------ Document text ------

There’s a two bedroom basement apartment for rent in Toronto’s northwest end —one bathroom, newly painted and renovated with a side entrance. The ad, posted on popular classified site Kijiji.ca, comes with the typical caveats —no pets allowed, no smokers. And then, a less common request: Only Muslims need apply.
It’s the exact kind of specifications the Ontario Human Rights Commission recently warned landlords against putting in their online classified ads —any denial of a prospective tenant due to race, ethnic origin, religion, sex, sexual orientation, age and disability, among other things, is grounds for discrimination according to the Ontario Human Rights Commission’s housing policy and the Ontario Human Rights Code.
But for all its condemnation of the practice, the commission this week said they can’t police these online ads, that it’s out of their hands.
Instead, a person would have to call up the prospective landlord and file a complaint if it is clear they were not considered for the apartment because they weren’t Muslim, for example, or Chinese, Korean or Japanese as one other Craigslist Vancouver ad said it would prefer the successful tenants to be.

------

* _Task objective_: Reproduce the full article on discriminatory rental ads word for word.

------ Supplied information ------

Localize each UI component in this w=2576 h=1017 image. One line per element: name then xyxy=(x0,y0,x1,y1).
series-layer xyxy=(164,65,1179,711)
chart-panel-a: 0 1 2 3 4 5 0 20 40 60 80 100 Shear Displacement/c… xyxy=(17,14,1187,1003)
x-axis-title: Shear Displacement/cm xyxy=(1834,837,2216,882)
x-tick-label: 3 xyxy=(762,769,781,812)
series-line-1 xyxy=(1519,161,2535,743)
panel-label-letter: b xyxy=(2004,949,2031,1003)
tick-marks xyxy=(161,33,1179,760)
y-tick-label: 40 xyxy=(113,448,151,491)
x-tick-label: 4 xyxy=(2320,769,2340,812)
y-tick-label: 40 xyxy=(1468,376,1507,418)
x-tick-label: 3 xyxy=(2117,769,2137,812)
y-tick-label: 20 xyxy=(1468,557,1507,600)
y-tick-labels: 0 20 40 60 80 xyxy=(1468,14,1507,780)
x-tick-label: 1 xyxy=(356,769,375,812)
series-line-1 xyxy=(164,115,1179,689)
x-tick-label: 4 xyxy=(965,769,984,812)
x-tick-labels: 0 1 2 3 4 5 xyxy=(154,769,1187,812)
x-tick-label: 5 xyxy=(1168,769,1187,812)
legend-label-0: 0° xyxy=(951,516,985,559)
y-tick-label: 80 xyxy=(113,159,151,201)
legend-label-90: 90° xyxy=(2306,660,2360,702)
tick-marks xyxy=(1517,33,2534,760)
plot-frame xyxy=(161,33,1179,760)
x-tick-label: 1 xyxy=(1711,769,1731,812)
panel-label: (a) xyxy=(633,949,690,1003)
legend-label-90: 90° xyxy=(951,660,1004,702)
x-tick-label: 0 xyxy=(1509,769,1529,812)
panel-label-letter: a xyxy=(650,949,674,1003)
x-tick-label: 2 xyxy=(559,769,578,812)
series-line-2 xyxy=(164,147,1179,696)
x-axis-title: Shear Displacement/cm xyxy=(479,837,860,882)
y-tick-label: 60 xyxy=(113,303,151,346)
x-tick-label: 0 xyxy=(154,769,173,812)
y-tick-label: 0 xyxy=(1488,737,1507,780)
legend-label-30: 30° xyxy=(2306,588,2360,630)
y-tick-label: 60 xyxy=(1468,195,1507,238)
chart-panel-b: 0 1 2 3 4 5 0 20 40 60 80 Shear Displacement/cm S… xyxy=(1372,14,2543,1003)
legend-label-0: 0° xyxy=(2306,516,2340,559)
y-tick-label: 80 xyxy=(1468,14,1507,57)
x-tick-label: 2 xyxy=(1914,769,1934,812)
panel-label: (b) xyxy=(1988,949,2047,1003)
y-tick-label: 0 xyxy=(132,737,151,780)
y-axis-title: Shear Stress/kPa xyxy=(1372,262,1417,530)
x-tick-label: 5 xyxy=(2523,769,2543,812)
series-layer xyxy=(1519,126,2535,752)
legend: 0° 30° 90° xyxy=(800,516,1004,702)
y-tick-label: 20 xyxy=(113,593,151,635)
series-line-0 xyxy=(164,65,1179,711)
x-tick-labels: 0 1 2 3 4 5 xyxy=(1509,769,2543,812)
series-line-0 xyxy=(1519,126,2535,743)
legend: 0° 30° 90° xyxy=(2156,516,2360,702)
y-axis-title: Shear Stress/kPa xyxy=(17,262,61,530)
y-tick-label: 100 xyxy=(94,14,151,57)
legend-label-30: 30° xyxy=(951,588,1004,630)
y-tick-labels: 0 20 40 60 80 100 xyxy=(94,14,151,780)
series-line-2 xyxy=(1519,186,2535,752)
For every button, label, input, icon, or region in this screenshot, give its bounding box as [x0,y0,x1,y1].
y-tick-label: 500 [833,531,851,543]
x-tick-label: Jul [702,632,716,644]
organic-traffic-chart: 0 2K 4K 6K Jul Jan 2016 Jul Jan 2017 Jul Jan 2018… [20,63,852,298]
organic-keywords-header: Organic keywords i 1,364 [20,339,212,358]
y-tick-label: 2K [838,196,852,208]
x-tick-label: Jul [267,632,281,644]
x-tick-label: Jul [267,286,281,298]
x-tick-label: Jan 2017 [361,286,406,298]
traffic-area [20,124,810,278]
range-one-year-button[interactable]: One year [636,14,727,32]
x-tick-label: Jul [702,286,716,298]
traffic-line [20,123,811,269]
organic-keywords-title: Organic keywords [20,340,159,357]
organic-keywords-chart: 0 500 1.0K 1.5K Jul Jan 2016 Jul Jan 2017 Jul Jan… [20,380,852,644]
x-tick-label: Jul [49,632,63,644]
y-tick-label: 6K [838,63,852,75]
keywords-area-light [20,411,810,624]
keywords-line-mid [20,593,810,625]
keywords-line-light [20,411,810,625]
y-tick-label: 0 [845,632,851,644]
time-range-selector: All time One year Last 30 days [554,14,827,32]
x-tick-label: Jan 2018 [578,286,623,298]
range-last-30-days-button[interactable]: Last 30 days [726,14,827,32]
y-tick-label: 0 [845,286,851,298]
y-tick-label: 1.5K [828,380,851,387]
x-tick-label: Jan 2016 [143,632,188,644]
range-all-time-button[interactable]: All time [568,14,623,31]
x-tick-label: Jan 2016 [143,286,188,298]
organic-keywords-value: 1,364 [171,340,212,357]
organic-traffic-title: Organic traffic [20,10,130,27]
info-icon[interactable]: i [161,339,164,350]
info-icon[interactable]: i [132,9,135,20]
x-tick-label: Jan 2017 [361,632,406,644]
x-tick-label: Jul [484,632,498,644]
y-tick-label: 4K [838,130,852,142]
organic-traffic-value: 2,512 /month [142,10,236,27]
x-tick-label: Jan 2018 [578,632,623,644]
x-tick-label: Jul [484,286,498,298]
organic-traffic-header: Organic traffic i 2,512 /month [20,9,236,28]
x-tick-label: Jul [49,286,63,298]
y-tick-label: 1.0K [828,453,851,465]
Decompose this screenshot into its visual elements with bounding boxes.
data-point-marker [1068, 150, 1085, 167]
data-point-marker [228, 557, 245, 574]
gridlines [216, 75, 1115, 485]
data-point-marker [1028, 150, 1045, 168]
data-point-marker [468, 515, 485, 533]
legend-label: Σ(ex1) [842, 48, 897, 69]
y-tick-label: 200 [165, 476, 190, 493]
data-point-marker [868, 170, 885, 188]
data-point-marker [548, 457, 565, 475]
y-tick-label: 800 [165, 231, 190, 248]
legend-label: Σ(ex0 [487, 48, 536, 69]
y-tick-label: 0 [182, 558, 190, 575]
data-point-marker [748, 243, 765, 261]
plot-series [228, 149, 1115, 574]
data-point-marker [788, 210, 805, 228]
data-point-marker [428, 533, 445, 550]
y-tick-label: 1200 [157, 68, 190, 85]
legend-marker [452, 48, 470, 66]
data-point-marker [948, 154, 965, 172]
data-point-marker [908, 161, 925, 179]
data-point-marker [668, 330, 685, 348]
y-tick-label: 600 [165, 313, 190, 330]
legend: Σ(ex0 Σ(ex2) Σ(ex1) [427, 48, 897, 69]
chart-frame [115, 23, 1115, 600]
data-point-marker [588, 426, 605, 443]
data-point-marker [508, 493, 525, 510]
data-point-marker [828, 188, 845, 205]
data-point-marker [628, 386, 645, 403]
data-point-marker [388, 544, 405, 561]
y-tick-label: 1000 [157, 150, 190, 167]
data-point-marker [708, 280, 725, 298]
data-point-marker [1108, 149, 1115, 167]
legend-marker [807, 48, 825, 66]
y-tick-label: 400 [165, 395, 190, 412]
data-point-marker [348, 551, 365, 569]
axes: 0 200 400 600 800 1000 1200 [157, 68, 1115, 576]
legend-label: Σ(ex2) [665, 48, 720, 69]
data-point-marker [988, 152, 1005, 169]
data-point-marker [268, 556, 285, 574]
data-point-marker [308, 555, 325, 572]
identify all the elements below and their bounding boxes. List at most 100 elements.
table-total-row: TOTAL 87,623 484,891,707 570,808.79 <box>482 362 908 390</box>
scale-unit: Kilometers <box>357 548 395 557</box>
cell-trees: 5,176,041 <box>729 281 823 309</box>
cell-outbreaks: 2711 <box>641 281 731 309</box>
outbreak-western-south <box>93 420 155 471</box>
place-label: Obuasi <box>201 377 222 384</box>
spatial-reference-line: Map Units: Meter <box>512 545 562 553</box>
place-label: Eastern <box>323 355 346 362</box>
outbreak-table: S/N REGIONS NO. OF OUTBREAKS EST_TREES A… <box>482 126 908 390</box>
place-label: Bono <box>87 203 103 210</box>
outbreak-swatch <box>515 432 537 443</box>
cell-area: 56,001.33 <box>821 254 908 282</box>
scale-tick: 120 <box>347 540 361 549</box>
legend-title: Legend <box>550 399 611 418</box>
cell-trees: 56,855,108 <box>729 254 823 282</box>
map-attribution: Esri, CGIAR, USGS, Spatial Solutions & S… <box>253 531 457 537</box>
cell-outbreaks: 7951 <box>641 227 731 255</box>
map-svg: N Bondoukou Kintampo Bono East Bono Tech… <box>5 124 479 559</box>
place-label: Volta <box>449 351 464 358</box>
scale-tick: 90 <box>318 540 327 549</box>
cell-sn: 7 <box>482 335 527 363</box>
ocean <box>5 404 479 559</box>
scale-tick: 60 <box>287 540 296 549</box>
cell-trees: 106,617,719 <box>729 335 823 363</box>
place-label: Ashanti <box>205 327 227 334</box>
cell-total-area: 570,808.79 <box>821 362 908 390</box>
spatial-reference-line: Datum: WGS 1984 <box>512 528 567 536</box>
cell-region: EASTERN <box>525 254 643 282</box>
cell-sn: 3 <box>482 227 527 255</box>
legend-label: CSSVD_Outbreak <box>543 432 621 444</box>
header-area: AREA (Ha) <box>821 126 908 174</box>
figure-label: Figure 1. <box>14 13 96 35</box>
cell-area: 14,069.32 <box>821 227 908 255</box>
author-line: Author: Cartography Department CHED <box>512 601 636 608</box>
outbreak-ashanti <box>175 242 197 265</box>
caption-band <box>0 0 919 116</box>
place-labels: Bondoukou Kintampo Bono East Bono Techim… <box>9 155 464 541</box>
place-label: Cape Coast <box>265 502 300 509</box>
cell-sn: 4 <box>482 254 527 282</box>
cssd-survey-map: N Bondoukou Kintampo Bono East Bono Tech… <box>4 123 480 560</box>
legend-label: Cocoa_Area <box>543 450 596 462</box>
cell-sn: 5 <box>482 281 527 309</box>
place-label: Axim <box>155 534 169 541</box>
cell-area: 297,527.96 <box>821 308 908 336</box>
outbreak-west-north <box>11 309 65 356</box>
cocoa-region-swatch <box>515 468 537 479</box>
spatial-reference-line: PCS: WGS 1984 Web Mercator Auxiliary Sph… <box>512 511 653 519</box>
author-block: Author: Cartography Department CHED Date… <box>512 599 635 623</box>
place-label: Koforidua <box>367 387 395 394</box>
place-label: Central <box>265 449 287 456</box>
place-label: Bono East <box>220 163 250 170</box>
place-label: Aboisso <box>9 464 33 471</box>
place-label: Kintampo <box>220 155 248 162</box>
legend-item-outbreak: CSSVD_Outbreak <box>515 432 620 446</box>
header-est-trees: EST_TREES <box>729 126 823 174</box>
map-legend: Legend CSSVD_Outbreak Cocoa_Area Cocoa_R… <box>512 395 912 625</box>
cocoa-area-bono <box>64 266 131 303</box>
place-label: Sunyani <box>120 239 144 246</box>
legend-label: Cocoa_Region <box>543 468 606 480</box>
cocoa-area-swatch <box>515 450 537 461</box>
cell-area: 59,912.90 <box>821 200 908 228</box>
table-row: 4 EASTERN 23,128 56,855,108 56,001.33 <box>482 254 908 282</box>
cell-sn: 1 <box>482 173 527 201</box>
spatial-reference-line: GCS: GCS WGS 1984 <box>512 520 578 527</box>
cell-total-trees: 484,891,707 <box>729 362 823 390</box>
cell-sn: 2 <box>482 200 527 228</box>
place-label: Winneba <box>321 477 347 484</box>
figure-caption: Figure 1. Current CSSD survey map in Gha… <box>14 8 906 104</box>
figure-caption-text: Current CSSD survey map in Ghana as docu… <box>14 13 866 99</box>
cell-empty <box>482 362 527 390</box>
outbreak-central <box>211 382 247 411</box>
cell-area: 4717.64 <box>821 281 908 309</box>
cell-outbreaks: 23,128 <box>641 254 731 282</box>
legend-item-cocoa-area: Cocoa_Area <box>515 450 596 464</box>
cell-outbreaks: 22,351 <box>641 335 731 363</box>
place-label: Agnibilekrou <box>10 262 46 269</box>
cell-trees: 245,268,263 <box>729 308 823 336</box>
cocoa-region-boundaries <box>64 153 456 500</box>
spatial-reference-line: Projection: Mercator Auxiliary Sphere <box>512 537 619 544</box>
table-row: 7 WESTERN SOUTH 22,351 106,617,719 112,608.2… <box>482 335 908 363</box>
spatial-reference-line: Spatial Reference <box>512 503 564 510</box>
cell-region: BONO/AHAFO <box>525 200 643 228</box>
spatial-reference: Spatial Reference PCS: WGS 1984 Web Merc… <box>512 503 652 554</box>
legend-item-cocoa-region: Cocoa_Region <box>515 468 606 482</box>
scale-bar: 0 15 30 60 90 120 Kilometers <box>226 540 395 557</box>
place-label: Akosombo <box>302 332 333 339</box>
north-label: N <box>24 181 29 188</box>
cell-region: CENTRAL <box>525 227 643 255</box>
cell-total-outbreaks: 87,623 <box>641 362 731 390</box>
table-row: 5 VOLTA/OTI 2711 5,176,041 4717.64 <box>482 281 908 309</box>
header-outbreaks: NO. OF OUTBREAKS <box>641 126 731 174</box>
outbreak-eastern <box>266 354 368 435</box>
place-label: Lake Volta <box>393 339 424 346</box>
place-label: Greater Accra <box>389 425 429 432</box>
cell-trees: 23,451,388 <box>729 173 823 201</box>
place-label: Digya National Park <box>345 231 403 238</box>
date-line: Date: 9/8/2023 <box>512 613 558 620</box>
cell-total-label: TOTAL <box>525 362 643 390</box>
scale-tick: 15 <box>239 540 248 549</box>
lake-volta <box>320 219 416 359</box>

------

* _Response_:
There’s a two bedroom basement apartment for rent in Toronto’s northwest end —one bathroom, newly painted and renovated with a side entrance. The ad, posted on popular classified site Kijiji.ca, comes with the typical caveats —no pets allowed, no smokers. And then, a less common request: Only Muslims need apply.
It’s the exact kind of specifications the Ontario Human Rights Commission recently warned landlords against putting in their online classified ads —any denial of a prospective tenant due to race, ethnic origin, religion, sex, sexual orientation, age and disability, among other things, is grounds for discrimination according to the Ontario Human Rights Commission’s housing policy and the Ontario Human Rights Code.
But for all its condemnation of the practice, the commission this week said they can’t police these online ads, that it’s out of their hands.
Instead, a person would have to call up the prospective landlord and file a complaint if it is clear they were not considered for the apartment because they weren’t Muslim, for example, or Chinese, Korean or Japanese as one other Craigslist Vancouver ad said it would prefer the successful tenants to be.